----- THE RECORDS -----

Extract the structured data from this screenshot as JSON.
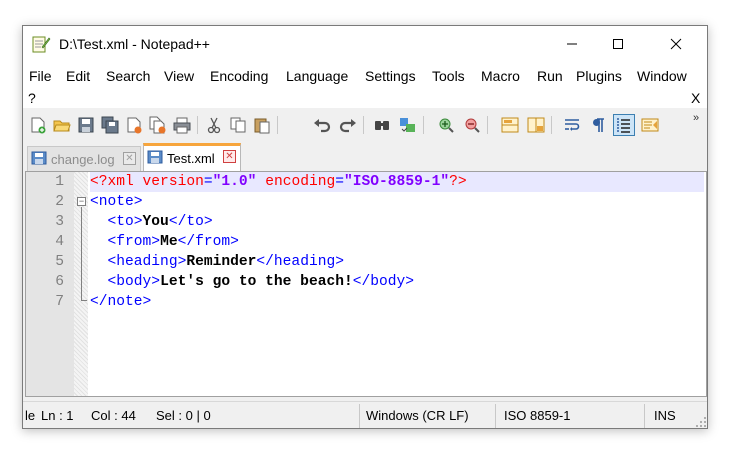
{
  "window": {
    "title": "D:\\Test.xml - Notepad++",
    "minimize_label": "—",
    "maximize_label": "☐",
    "close_label": "✕"
  },
  "menu": {
    "items": [
      "File",
      "Edit",
      "Search",
      "View",
      "Encoding",
      "Language",
      "Settings",
      "Tools",
      "Macro",
      "Run",
      "Plugins",
      "Window"
    ],
    "help": "?",
    "close_doc": "X"
  },
  "toolbar": {
    "buttons": [
      "new-file-icon",
      "open-file-icon",
      "save-icon",
      "save-all-icon",
      "close-icon",
      "close-all-icon",
      "print-icon",
      "cut-icon",
      "copy-icon",
      "paste-icon",
      "undo-icon",
      "redo-icon",
      "find-icon",
      "replace-icon",
      "zoom-in-icon",
      "zoom-out-icon",
      "sync-vertical-icon",
      "sync-horizontal-icon",
      "word-wrap-icon",
      "show-all-characters-icon",
      "indent-guide-icon",
      "document-map-icon"
    ],
    "more": "»"
  },
  "tabs": [
    {
      "label": "change.log",
      "active": false
    },
    {
      "label": "Test.xml",
      "active": true
    }
  ],
  "editor": {
    "line_numbers": [
      "1",
      "2",
      "3",
      "4",
      "5",
      "6",
      "7"
    ],
    "lines": [
      {
        "pi_open": "<?xml ",
        "attr1": "version",
        "eq1": "=",
        "val1": "\"1.0\"",
        "sp": " ",
        "attr2": "encoding",
        "eq2": "=",
        "val2": "\"ISO-8859-1\"",
        "pi_close": "?>"
      },
      {
        "open": "<note>"
      },
      {
        "indent": "  ",
        "open": "<to>",
        "text": "You",
        "close": "</to>"
      },
      {
        "indent": "  ",
        "open": "<from>",
        "text": "Me",
        "close": "</from>"
      },
      {
        "indent": "  ",
        "open": "<heading>",
        "text": "Reminder",
        "close": "</heading>"
      },
      {
        "indent": "  ",
        "open": "<body>",
        "text": "Let's go to the beach!",
        "close": "</body>"
      },
      {
        "close": "</note>"
      }
    ]
  },
  "status": {
    "length": "le",
    "ln": "Ln : 1",
    "col": "Col : 44",
    "sel": "Sel : 0 | 0",
    "eol": "Windows (CR LF)",
    "encoding": "ISO 8859-1",
    "mode": "INS"
  },
  "colors": {
    "tag": "#0000ff",
    "attribute": "#ff0000",
    "value": "#8000ff",
    "current_line": "#e8e8ff",
    "active_tab_accent": "#f7a53c"
  }
}
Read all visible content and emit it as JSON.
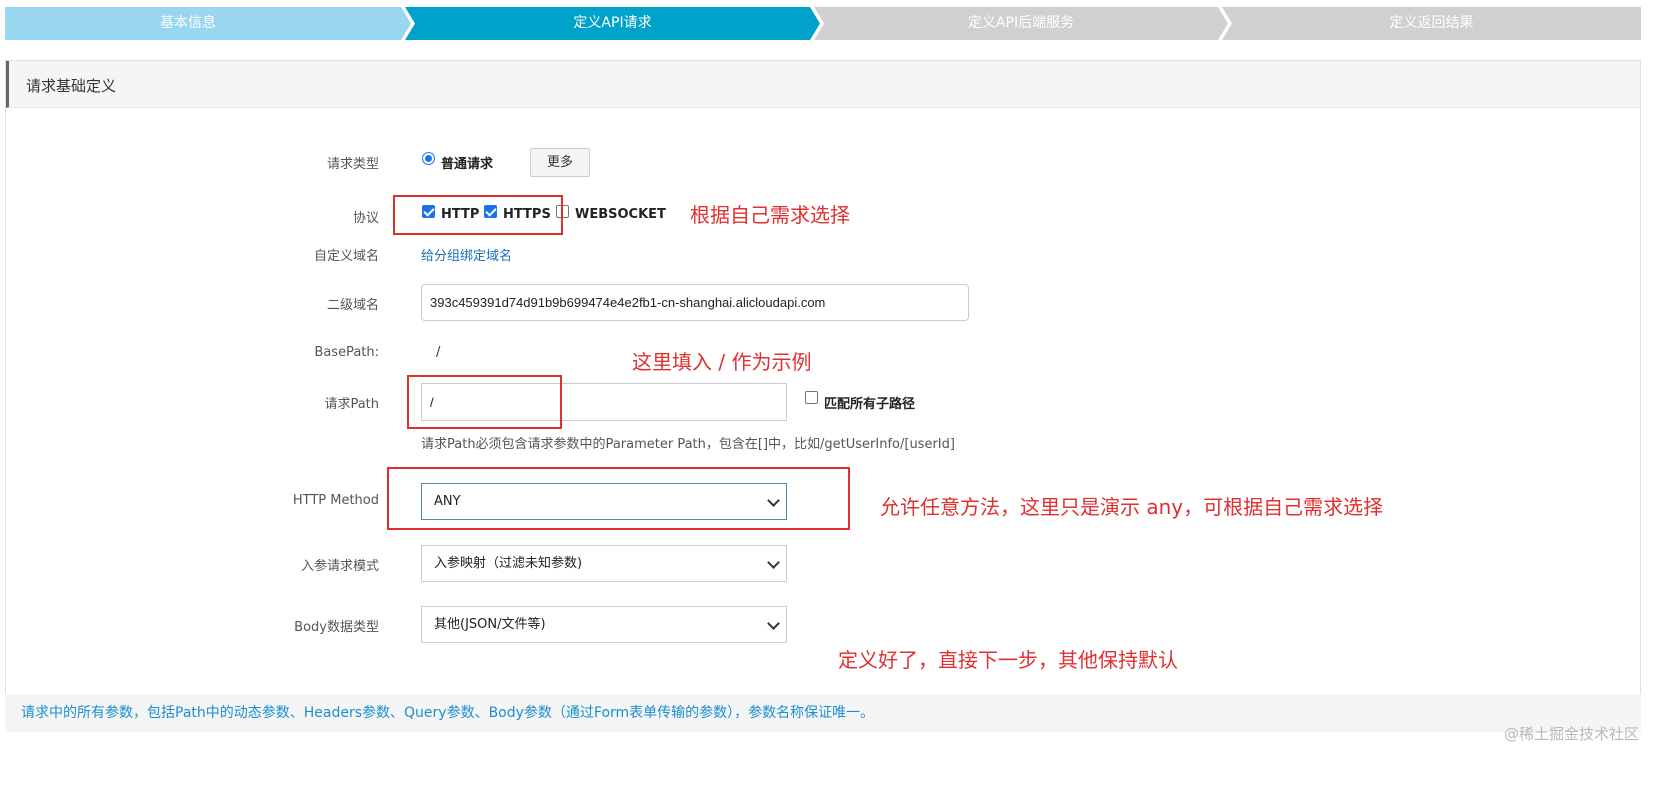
{
  "steps": [
    "基本信息",
    "定义API请求",
    "定义API后端服务",
    "定义返回结果"
  ],
  "panel": {
    "title": "请求基础定义"
  },
  "form": {
    "request_type": {
      "label": "请求类型",
      "option": "普通请求",
      "more_button": "更多"
    },
    "protocol": {
      "label": "协议",
      "http": "HTTP",
      "https": "HTTPS",
      "websocket": "WEBSOCKET",
      "http_checked": true,
      "https_checked": true,
      "websocket_checked": false
    },
    "custom_domain": {
      "label": "自定义域名",
      "link": "给分组绑定域名"
    },
    "subdomain": {
      "label": "二级域名",
      "value": "393c459391d74d91b9b699474e4e2fb1-cn-shanghai.alicloudapi.com"
    },
    "basepath": {
      "label": "BasePath:",
      "value": "/"
    },
    "request_path": {
      "label": "请求Path",
      "value": "/",
      "match_all_label": "匹配所有子路径",
      "hint": "请求Path必须包含请求参数中的Parameter Path，包含在[]中，比如/getUserInfo/[userId]"
    },
    "http_method": {
      "label": "HTTP Method",
      "value": "ANY"
    },
    "param_mode": {
      "label": "入参请求模式",
      "value": "入参映射（过滤未知参数)"
    },
    "body_type": {
      "label": "Body数据类型",
      "value": "其他(JSON/文件等)"
    }
  },
  "annotations": {
    "protocol": "根据自己需求选择",
    "path": "这里填入 / 作为示例",
    "method": "允许任意方法，这里只是演示 any，可根据自己需求选择",
    "done": "定义好了，直接下一步，其他保持默认"
  },
  "note": "请求中的所有参数，包括Path中的动态参数、Headers参数、Query参数、Body参数（通过Form表单传输的参数），参数名称保证唯一。",
  "watermark": "@稀土掘金技术社区",
  "colors": {
    "active_step": "#00a2ca",
    "done_step": "#99d6ef",
    "pending_step": "#d0d0d0",
    "annotation": "#e03030",
    "link": "#1a6ec0"
  }
}
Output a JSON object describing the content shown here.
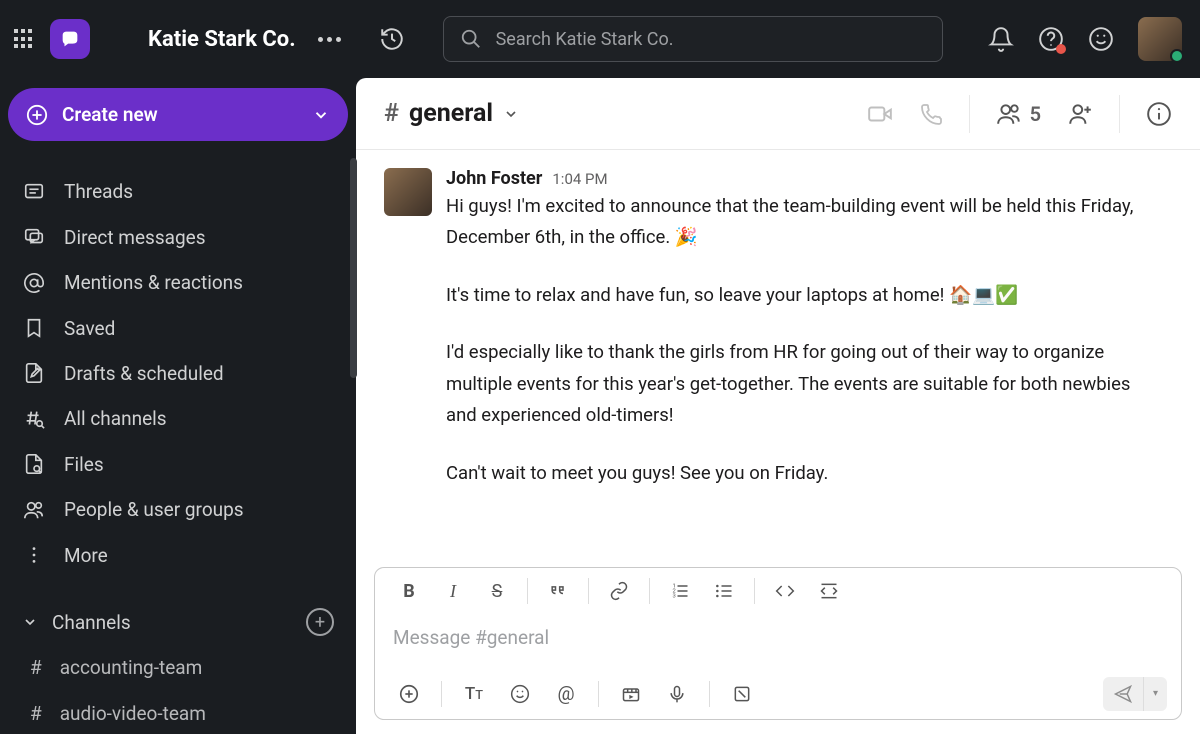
{
  "workspace": {
    "name": "Katie Stark Co."
  },
  "search": {
    "placeholder": "Search Katie Stark Co."
  },
  "sidebar": {
    "create_label": "Create new",
    "nav": [
      {
        "label": "Threads"
      },
      {
        "label": "Direct messages"
      },
      {
        "label": "Mentions & reactions"
      },
      {
        "label": "Saved"
      },
      {
        "label": "Drafts & scheduled"
      },
      {
        "label": "All channels"
      },
      {
        "label": "Files"
      },
      {
        "label": "People & user groups"
      },
      {
        "label": "More"
      }
    ],
    "channels_header": "Channels",
    "channels": [
      {
        "name": "accounting-team"
      },
      {
        "name": "audio-video-team"
      }
    ]
  },
  "channel": {
    "prefix": "#",
    "name": "general",
    "member_count": "5"
  },
  "message": {
    "author": "John Foster",
    "time": "1:04 PM",
    "p1": "Hi guys! I'm excited to announce that the team-building event will be held this Friday, December 6th, in the office. 🎉",
    "p2": "It's time to relax and have fun, so leave your laptops at home! 🏠💻✅",
    "p3": "I'd especially like to thank the girls from HR for going out of their way to organize multiple events for this year's get-together. The events are suitable for both newbies and experienced old-timers!",
    "p4": "Can't wait to meet you guys! See you on Friday."
  },
  "composer": {
    "placeholder": "Message #general"
  }
}
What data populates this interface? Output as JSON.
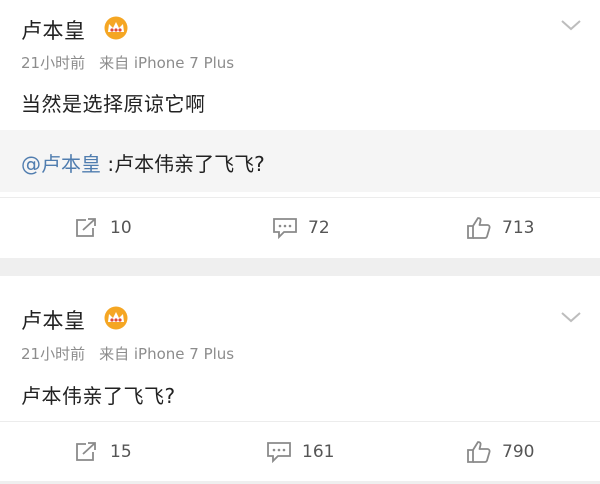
{
  "posts": [
    {
      "author": "卢本皇",
      "time": "21小时前",
      "source": "来自 iPhone 7 Plus",
      "text": "当然是选择原谅它啊",
      "quote": {
        "mention": "@卢本皇",
        "text": " :卢本伟亲了飞飞?"
      },
      "actions": {
        "reposts": "10",
        "comments": "72",
        "likes": "713"
      }
    },
    {
      "author": "卢本皇",
      "time": "21小时前",
      "source": "来自 iPhone 7 Plus",
      "text": "卢本伟亲了飞飞?",
      "actions": {
        "reposts": "15",
        "comments": "161",
        "likes": "790"
      }
    }
  ],
  "icons": {
    "vip_badge": "crown-icon",
    "menu": "chevron-down-icon",
    "repost": "repost-icon",
    "comment": "comment-icon",
    "like": "thumbs-up-icon"
  },
  "colors": {
    "mention": "#507daf",
    "badge": "#f5a623",
    "meta": "#8c8c8c"
  }
}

-----

> WHAT THE TASK REQUIRES: Copy all the data exactly as written, but skip any picture.

> ANSWER TO THIS TASK:
Extract the structured data from this screenshot as JSON.
{
  "window": {
    "title": "D:\\Test.xml - Notepad++",
    "minimize_label": "—",
    "maximize_label": "☐",
    "close_label": "✕"
  },
  "menu": {
    "items": [
      "File",
      "Edit",
      "Search",
      "View",
      "Encoding",
      "Language",
      "Settings",
      "Tools",
      "Macro",
      "Run",
      "Plugins",
      "Window"
    ],
    "help": "?",
    "close_doc": "X"
  },
  "toolbar": {
    "buttons": [
      "new-file-icon",
      "open-file-icon",
      "save-icon",
      "save-all-icon",
      "close-icon",
      "close-all-icon",
      "print-icon",
      "cut-icon",
      "copy-icon",
      "paste-icon",
      "undo-icon",
      "redo-icon",
      "find-icon",
      "replace-icon",
      "zoom-in-icon",
      "zoom-out-icon",
      "sync-vertical-icon",
      "sync-horizontal-icon",
      "word-wrap-icon",
      "show-all-characters-icon",
      "indent-guide-icon",
      "document-map-icon"
    ],
    "more": "»"
  },
  "tabs": [
    {
      "label": "change.log",
      "active": false
    },
    {
      "label": "Test.xml",
      "active": true
    }
  ],
  "editor": {
    "line_numbers": [
      "1",
      "2",
      "3",
      "4",
      "5",
      "6",
      "7"
    ],
    "lines": [
      {
        "pi_open": "<?xml ",
        "attr1": "version",
        "eq1": "=",
        "val1": "\"1.0\"",
        "sp": " ",
        "attr2": "encoding",
        "eq2": "=",
        "val2": "\"ISO-8859-1\"",
        "pi_close": "?>"
      },
      {
        "open": "<note>"
      },
      {
        "indent": "  ",
        "open": "<to>",
        "text": "You",
        "close": "</to>"
      },
      {
        "indent": "  ",
        "open": "<from>",
        "text": "Me",
        "close": "</from>"
      },
      {
        "indent": "  ",
        "open": "<heading>",
        "text": "Reminder",
        "close": "</heading>"
      },
      {
        "indent": "  ",
        "open": "<body>",
        "text": "Let's go to the beach!",
        "close": "</body>"
      },
      {
        "close": "</note>"
      }
    ]
  },
  "status": {
    "length": "le",
    "ln": "Ln : 1",
    "col": "Col : 44",
    "sel": "Sel : 0 | 0",
    "eol": "Windows (CR LF)",
    "encoding": "ISO 8859-1",
    "mode": "INS"
  },
  "colors": {
    "tag": "#0000ff",
    "attribute": "#ff0000",
    "value": "#8000ff",
    "current_line": "#e8e8ff",
    "active_tab_accent": "#f7a53c"
  }
}
Read all visible content and emit it as JSON.
{
  "steps": [
    "基本信息",
    "定义API请求",
    "定义API后端服务",
    "定义返回结果"
  ],
  "panel": {
    "title": "请求基础定义"
  },
  "form": {
    "request_type": {
      "label": "请求类型",
      "option": "普通请求",
      "more_button": "更多"
    },
    "protocol": {
      "label": "协议",
      "http": "HTTP",
      "https": "HTTPS",
      "websocket": "WEBSOCKET",
      "http_checked": true,
      "https_checked": true,
      "websocket_checked": false
    },
    "custom_domain": {
      "label": "自定义域名",
      "link": "给分组绑定域名"
    },
    "subdomain": {
      "label": "二级域名",
      "value": "393c459391d74d91b9b699474e4e2fb1-cn-shanghai.alicloudapi.com"
    },
    "basepath": {
      "label": "BasePath:",
      "value": "/"
    },
    "request_path": {
      "label": "请求Path",
      "value": "/",
      "match_all_label": "匹配所有子路径",
      "hint": "请求Path必须包含请求参数中的Parameter Path，包含在[]中，比如/getUserInfo/[userId]"
    },
    "http_method": {
      "label": "HTTP Method",
      "value": "ANY"
    },
    "param_mode": {
      "label": "入参请求模式",
      "value": "入参映射（过滤未知参数)"
    },
    "body_type": {
      "label": "Body数据类型",
      "value": "其他(JSON/文件等)"
    }
  },
  "annotations": {
    "protocol": "根据自己需求选择",
    "path": "这里填入 / 作为示例",
    "method": "允许任意方法，这里只是演示 any，可根据自己需求选择",
    "done": "定义好了，直接下一步，其他保持默认"
  },
  "note": "请求中的所有参数，包括Path中的动态参数、Headers参数、Query参数、Body参数（通过Form表单传输的参数），参数名称保证唯一。",
  "watermark": "@稀土掘金技术社区",
  "colors": {
    "active_step": "#00a2ca",
    "done_step": "#99d6ef",
    "pending_step": "#d0d0d0",
    "annotation": "#e03030",
    "link": "#1a6ec0"
  }
}
Output a JSON object describing the content shown here.
{
  "workspace": {
    "name": "Katie Stark Co."
  },
  "search": {
    "placeholder": "Search Katie Stark Co."
  },
  "sidebar": {
    "create_label": "Create new",
    "nav": [
      {
        "label": "Threads"
      },
      {
        "label": "Direct messages"
      },
      {
        "label": "Mentions & reactions"
      },
      {
        "label": "Saved"
      },
      {
        "label": "Drafts & scheduled"
      },
      {
        "label": "All channels"
      },
      {
        "label": "Files"
      },
      {
        "label": "People & user groups"
      },
      {
        "label": "More"
      }
    ],
    "channels_header": "Channels",
    "channels": [
      {
        "name": "accounting-team"
      },
      {
        "name": "audio-video-team"
      }
    ]
  },
  "channel": {
    "prefix": "#",
    "name": "general",
    "member_count": "5"
  },
  "message": {
    "author": "John Foster",
    "time": "1:04 PM",
    "p1": "Hi guys! I'm excited to announce that the team-building event will be held this Friday, December 6th, in the office. 🎉",
    "p2": "It's time to relax and have fun, so leave your laptops at home! 🏠💻✅",
    "p3": "I'd especially like to thank the girls from HR for going out of their way to organize multiple events for this year's get-together. The events are suitable for both newbies and experienced old-timers!",
    "p4": "Can't wait to meet you guys! See you on Friday."
  },
  "composer": {
    "placeholder": "Message #general"
  }
}
What data populates this interface? Output as JSON.
{
  "posts": [
    {
      "author": "卢本皇",
      "time": "21小时前",
      "source": "来自 iPhone 7 Plus",
      "text": "当然是选择原谅它啊",
      "quote": {
        "mention": "@卢本皇",
        "text": " :卢本伟亲了飞飞?"
      },
      "actions": {
        "reposts": "10",
        "comments": "72",
        "likes": "713"
      }
    },
    {
      "author": "卢本皇",
      "time": "21小时前",
      "source": "来自 iPhone 7 Plus",
      "text": "卢本伟亲了飞飞?",
      "actions": {
        "reposts": "15",
        "comments": "161",
        "likes": "790"
      }
    }
  ],
  "icons": {
    "vip_badge": "crown-icon",
    "menu": "chevron-down-icon",
    "repost": "repost-icon",
    "comment": "comment-icon",
    "like": "thumbs-up-icon"
  },
  "colors": {
    "mention": "#507daf",
    "badge": "#f5a623",
    "meta": "#8c8c8c"
  }
}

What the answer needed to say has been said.